>> begin Dataset extract

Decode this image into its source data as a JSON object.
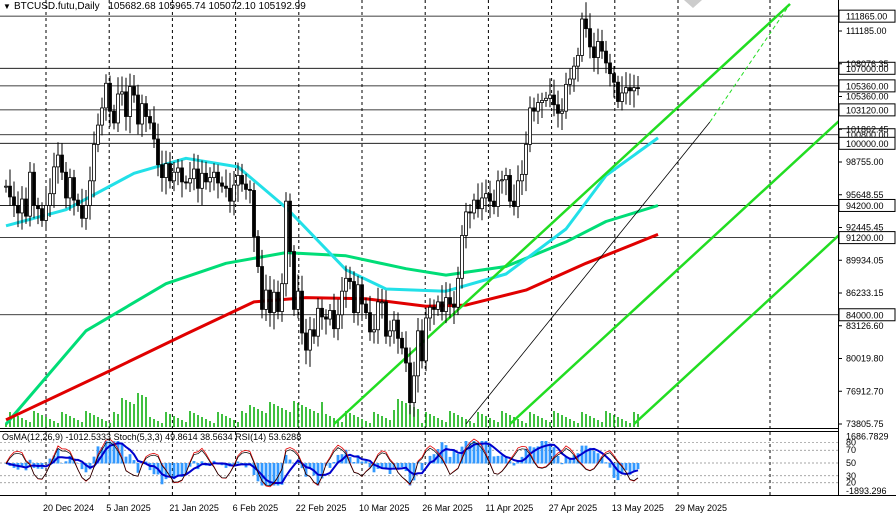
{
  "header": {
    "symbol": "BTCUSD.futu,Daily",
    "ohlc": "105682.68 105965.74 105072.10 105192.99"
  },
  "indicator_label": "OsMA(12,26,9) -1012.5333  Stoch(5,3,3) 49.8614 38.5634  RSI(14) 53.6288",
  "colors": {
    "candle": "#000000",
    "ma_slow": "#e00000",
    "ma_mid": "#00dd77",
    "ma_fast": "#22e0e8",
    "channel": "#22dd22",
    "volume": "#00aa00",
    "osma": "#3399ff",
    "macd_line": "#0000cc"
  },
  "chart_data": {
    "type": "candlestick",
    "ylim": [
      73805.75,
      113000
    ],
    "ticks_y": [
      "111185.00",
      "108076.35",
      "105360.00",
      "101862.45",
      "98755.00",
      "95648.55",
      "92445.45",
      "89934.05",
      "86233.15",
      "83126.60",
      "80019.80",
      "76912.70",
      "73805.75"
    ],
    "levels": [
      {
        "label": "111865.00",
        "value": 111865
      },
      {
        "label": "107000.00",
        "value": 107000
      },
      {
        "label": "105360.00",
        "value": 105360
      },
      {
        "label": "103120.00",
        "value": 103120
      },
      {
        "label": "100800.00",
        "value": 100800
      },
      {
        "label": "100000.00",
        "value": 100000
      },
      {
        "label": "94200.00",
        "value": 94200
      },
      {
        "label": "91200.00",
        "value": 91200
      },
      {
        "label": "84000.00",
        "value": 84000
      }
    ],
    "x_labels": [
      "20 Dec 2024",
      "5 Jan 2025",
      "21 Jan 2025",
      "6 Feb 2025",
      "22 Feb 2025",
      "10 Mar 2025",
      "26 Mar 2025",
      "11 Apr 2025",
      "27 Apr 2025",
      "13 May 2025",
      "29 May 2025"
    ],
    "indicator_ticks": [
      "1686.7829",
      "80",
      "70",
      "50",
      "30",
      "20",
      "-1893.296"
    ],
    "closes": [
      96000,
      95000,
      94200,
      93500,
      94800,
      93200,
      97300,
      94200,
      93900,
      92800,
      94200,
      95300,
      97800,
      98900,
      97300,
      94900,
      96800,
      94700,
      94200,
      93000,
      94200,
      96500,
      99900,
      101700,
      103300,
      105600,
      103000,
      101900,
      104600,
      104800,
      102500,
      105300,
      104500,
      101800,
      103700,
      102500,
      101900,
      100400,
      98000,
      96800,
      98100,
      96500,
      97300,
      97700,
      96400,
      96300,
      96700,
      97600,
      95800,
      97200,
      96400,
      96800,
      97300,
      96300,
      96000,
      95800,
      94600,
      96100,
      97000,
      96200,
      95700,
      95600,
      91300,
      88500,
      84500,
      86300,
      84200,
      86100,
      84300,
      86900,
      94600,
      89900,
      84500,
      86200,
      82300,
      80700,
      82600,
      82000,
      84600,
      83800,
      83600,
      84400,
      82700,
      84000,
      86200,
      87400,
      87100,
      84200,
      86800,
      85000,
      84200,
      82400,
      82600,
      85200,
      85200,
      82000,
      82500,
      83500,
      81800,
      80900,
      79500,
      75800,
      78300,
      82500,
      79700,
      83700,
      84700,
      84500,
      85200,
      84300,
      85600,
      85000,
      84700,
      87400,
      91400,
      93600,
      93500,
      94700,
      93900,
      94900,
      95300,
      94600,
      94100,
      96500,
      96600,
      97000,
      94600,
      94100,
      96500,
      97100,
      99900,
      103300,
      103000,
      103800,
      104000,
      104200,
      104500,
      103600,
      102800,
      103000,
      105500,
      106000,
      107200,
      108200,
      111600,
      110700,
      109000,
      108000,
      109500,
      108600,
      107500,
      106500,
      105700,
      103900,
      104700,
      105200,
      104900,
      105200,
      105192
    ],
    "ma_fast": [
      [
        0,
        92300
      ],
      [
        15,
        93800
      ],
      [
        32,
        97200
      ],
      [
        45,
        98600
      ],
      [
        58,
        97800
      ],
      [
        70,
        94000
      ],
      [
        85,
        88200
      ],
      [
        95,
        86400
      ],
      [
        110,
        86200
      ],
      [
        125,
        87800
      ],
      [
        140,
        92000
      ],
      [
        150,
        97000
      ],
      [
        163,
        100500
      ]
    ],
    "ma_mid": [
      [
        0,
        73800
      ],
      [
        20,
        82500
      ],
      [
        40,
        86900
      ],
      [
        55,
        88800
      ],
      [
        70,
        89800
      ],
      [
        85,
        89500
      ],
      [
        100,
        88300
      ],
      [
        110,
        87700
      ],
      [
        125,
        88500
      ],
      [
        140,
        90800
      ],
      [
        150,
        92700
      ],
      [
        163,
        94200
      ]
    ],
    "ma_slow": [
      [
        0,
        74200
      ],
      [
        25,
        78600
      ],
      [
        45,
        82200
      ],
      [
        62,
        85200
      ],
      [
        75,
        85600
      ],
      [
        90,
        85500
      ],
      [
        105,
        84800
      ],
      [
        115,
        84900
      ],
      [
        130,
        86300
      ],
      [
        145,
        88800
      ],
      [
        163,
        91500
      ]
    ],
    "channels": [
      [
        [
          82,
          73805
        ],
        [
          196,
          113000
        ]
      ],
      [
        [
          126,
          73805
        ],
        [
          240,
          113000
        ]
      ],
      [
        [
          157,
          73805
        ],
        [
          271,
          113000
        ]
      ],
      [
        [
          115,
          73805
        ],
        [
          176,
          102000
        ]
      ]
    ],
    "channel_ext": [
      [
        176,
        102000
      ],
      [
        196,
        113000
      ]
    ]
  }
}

>> end Dataset extract

Pictures are excluded; output everything else in the data verbatim.

Decode this image into its source data as a JSON object.
{
  "header": {
    "symbol": "BTCUSD.futu,Daily",
    "ohlc": "105682.68 105965.74 105072.10 105192.99"
  },
  "indicator_label": "OsMA(12,26,9) -1012.5333  Stoch(5,3,3) 49.8614 38.5634  RSI(14) 53.6288",
  "colors": {
    "candle": "#000000",
    "ma_slow": "#e00000",
    "ma_mid": "#00dd77",
    "ma_fast": "#22e0e8",
    "channel": "#22dd22",
    "volume": "#00aa00",
    "osma": "#3399ff",
    "macd_line": "#0000cc"
  },
  "chart_data": {
    "type": "candlestick",
    "ylim": [
      73805.75,
      113000
    ],
    "ticks_y": [
      "111185.00",
      "108076.35",
      "105360.00",
      "101862.45",
      "98755.00",
      "95648.55",
      "92445.45",
      "89934.05",
      "86233.15",
      "83126.60",
      "80019.80",
      "76912.70",
      "73805.75"
    ],
    "levels": [
      {
        "label": "111865.00",
        "value": 111865
      },
      {
        "label": "107000.00",
        "value": 107000
      },
      {
        "label": "105360.00",
        "value": 105360
      },
      {
        "label": "103120.00",
        "value": 103120
      },
      {
        "label": "100800.00",
        "value": 100800
      },
      {
        "label": "100000.00",
        "value": 100000
      },
      {
        "label": "94200.00",
        "value": 94200
      },
      {
        "label": "91200.00",
        "value": 91200
      },
      {
        "label": "84000.00",
        "value": 84000
      }
    ],
    "x_labels": [
      "20 Dec 2024",
      "5 Jan 2025",
      "21 Jan 2025",
      "6 Feb 2025",
      "22 Feb 2025",
      "10 Mar 2025",
      "26 Mar 2025",
      "11 Apr 2025",
      "27 Apr 2025",
      "13 May 2025",
      "29 May 2025"
    ],
    "indicator_ticks": [
      "1686.7829",
      "80",
      "70",
      "50",
      "30",
      "20",
      "-1893.296"
    ],
    "closes": [
      96000,
      95000,
      94200,
      93500,
      94800,
      93200,
      97300,
      94200,
      93900,
      92800,
      94200,
      95300,
      97800,
      98900,
      97300,
      94900,
      96800,
      94700,
      94200,
      93000,
      94200,
      96500,
      99900,
      101700,
      103300,
      105600,
      103000,
      101900,
      104600,
      104800,
      102500,
      105300,
      104500,
      101800,
      103700,
      102500,
      101900,
      100400,
      98000,
      96800,
      98100,
      96500,
      97300,
      97700,
      96400,
      96300,
      96700,
      97600,
      95800,
      97200,
      96400,
      96800,
      97300,
      96300,
      96000,
      95800,
      94600,
      96100,
      97000,
      96200,
      95700,
      95600,
      91300,
      88500,
      84500,
      86300,
      84200,
      86100,
      84300,
      86900,
      94600,
      89900,
      84500,
      86200,
      82300,
      80700,
      82600,
      82000,
      84600,
      83800,
      83600,
      84400,
      82700,
      84000,
      86200,
      87400,
      87100,
      84200,
      86800,
      85000,
      84200,
      82400,
      82600,
      85200,
      85200,
      82000,
      82500,
      83500,
      81800,
      80900,
      79500,
      75800,
      78300,
      82500,
      79700,
      83700,
      84700,
      84500,
      85200,
      84300,
      85600,
      85000,
      84700,
      87400,
      91400,
      93600,
      93500,
      94700,
      93900,
      94900,
      95300,
      94600,
      94100,
      96500,
      96600,
      97000,
      94600,
      94100,
      96500,
      97100,
      99900,
      103300,
      103000,
      103800,
      104000,
      104200,
      104500,
      103600,
      102800,
      103000,
      105500,
      106000,
      107200,
      108200,
      111600,
      110700,
      109000,
      108000,
      109500,
      108600,
      107500,
      106500,
      105700,
      103900,
      104700,
      105200,
      104900,
      105200,
      105192
    ],
    "ma_fast": [
      [
        0,
        92300
      ],
      [
        15,
        93800
      ],
      [
        32,
        97200
      ],
      [
        45,
        98600
      ],
      [
        58,
        97800
      ],
      [
        70,
        94000
      ],
      [
        85,
        88200
      ],
      [
        95,
        86400
      ],
      [
        110,
        86200
      ],
      [
        125,
        87800
      ],
      [
        140,
        92000
      ],
      [
        150,
        97000
      ],
      [
        163,
        100500
      ]
    ],
    "ma_mid": [
      [
        0,
        73800
      ],
      [
        20,
        82500
      ],
      [
        40,
        86900
      ],
      [
        55,
        88800
      ],
      [
        70,
        89800
      ],
      [
        85,
        89500
      ],
      [
        100,
        88300
      ],
      [
        110,
        87700
      ],
      [
        125,
        88500
      ],
      [
        140,
        90800
      ],
      [
        150,
        92700
      ],
      [
        163,
        94200
      ]
    ],
    "ma_slow": [
      [
        0,
        74200
      ],
      [
        25,
        78600
      ],
      [
        45,
        82200
      ],
      [
        62,
        85200
      ],
      [
        75,
        85600
      ],
      [
        90,
        85500
      ],
      [
        105,
        84800
      ],
      [
        115,
        84900
      ],
      [
        130,
        86300
      ],
      [
        145,
        88800
      ],
      [
        163,
        91500
      ]
    ],
    "channels": [
      [
        [
          82,
          73805
        ],
        [
          196,
          113000
        ]
      ],
      [
        [
          126,
          73805
        ],
        [
          240,
          113000
        ]
      ],
      [
        [
          157,
          73805
        ],
        [
          271,
          113000
        ]
      ],
      [
        [
          115,
          73805
        ],
        [
          176,
          102000
        ]
      ]
    ],
    "channel_ext": [
      [
        176,
        102000
      ],
      [
        196,
        113000
      ]
    ]
  }
}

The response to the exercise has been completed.